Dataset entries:
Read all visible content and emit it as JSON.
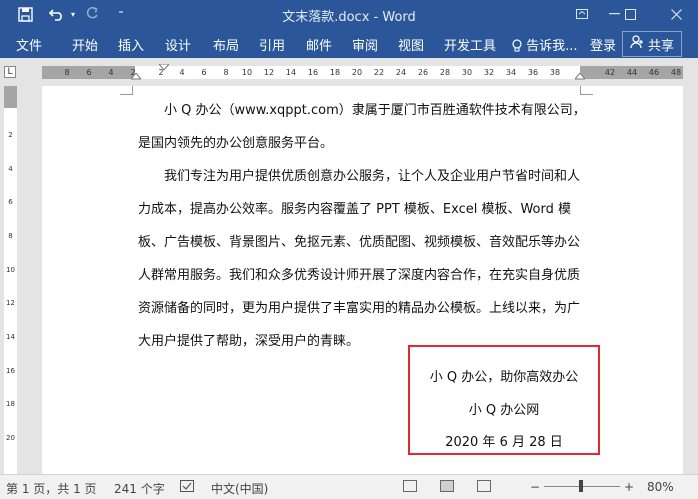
{
  "window": {
    "title": "文末落款.docx - Word",
    "quick_access": {
      "save_icon": "save-icon",
      "undo_icon": "undo-icon",
      "redo_icon": "redo-icon",
      "customize_icon": "customize-icon"
    }
  },
  "ribbon": {
    "tabs": [
      "文件",
      "开始",
      "插入",
      "设计",
      "布局",
      "引用",
      "邮件",
      "审阅",
      "视图",
      "开发工具"
    ],
    "tell_me": "告诉我...",
    "sign_in": "登录",
    "share": "共享"
  },
  "ruler": {
    "corner": "L",
    "left_ticks": [
      "8",
      "6",
      "4",
      "2"
    ],
    "main_ticks": [
      "2",
      "4",
      "6",
      "8",
      "10",
      "12",
      "14",
      "16",
      "18",
      "20",
      "22",
      "24",
      "26",
      "28",
      "30",
      "32",
      "34",
      "36",
      "38"
    ],
    "right_ticks": [
      "42",
      "44",
      "46",
      "48"
    ],
    "vertical_ticks": [
      "2",
      "4",
      "6",
      "8",
      "10",
      "12",
      "14",
      "16",
      "18",
      "20"
    ]
  },
  "document": {
    "paragraph1": [
      "小 Q 办公（www.xqppt.com）隶属于厦门市百胜通软件技术有限公司，",
      "是国内领先的办公创意服务平台。"
    ],
    "paragraph2": [
      "我们专注为用户提供优质创意办公服务，让个人及企业用户节省时间和人",
      "力成本，提高办公效率。服务内容覆盖了 PPT 模板、Excel 模板、Word 模",
      "板、广告模板、背景图片、免抠元素、优质配图、视频模板、音效配乐等办公",
      "人群常用服务。我们和众多优秀设计师开展了深度内容合作，在充实自身优质",
      "资源储备的同时，更为用户提供了丰富实用的精品办公模板。上线以来，为广",
      "大用户提供了帮助，深受用户的青睐。"
    ],
    "signature": {
      "line1": "小 Q 办公，助你高效办公",
      "line2": "小 Q 办公网",
      "line3": "2020 年 6 月 28 日"
    }
  },
  "status_bar": {
    "page": "第 1 页，共 1 页",
    "word_count": "241 个字",
    "language": "中文(中国)",
    "zoom": "80%",
    "zoom_minus": "−",
    "zoom_plus": "+"
  },
  "colors": {
    "ribbon": "#2b579a",
    "highlight_box": "#e0282e"
  }
}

▸ What is asked: Will you restate every entry word for word and omit the images?

▸ Written solution:
Read all visible content and emit it as JSON.
{
  "window": {
    "title": "文末落款.docx - Word",
    "quick_access": {
      "save_icon": "save-icon",
      "undo_icon": "undo-icon",
      "redo_icon": "redo-icon",
      "customize_icon": "customize-icon"
    }
  },
  "ribbon": {
    "tabs": [
      "文件",
      "开始",
      "插入",
      "设计",
      "布局",
      "引用",
      "邮件",
      "审阅",
      "视图",
      "开发工具"
    ],
    "tell_me": "告诉我...",
    "sign_in": "登录",
    "share": "共享"
  },
  "ruler": {
    "corner": "L",
    "left_ticks": [
      "8",
      "6",
      "4",
      "2"
    ],
    "main_ticks": [
      "2",
      "4",
      "6",
      "8",
      "10",
      "12",
      "14",
      "16",
      "18",
      "20",
      "22",
      "24",
      "26",
      "28",
      "30",
      "32",
      "34",
      "36",
      "38"
    ],
    "right_ticks": [
      "42",
      "44",
      "46",
      "48"
    ],
    "vertical_ticks": [
      "2",
      "4",
      "6",
      "8",
      "10",
      "12",
      "14",
      "16",
      "18",
      "20"
    ]
  },
  "document": {
    "paragraph1": [
      "小 Q 办公（www.xqppt.com）隶属于厦门市百胜通软件技术有限公司，",
      "是国内领先的办公创意服务平台。"
    ],
    "paragraph2": [
      "我们专注为用户提供优质创意办公服务，让个人及企业用户节省时间和人",
      "力成本，提高办公效率。服务内容覆盖了 PPT 模板、Excel 模板、Word 模",
      "板、广告模板、背景图片、免抠元素、优质配图、视频模板、音效配乐等办公",
      "人群常用服务。我们和众多优秀设计师开展了深度内容合作，在充实自身优质",
      "资源储备的同时，更为用户提供了丰富实用的精品办公模板。上线以来，为广",
      "大用户提供了帮助，深受用户的青睐。"
    ],
    "signature": {
      "line1": "小 Q 办公，助你高效办公",
      "line2": "小 Q 办公网",
      "line3": "2020 年 6 月 28 日"
    }
  },
  "status_bar": {
    "page": "第 1 页，共 1 页",
    "word_count": "241 个字",
    "language": "中文(中国)",
    "zoom": "80%",
    "zoom_minus": "−",
    "zoom_plus": "+"
  },
  "colors": {
    "ribbon": "#2b579a",
    "highlight_box": "#e0282e"
  }
}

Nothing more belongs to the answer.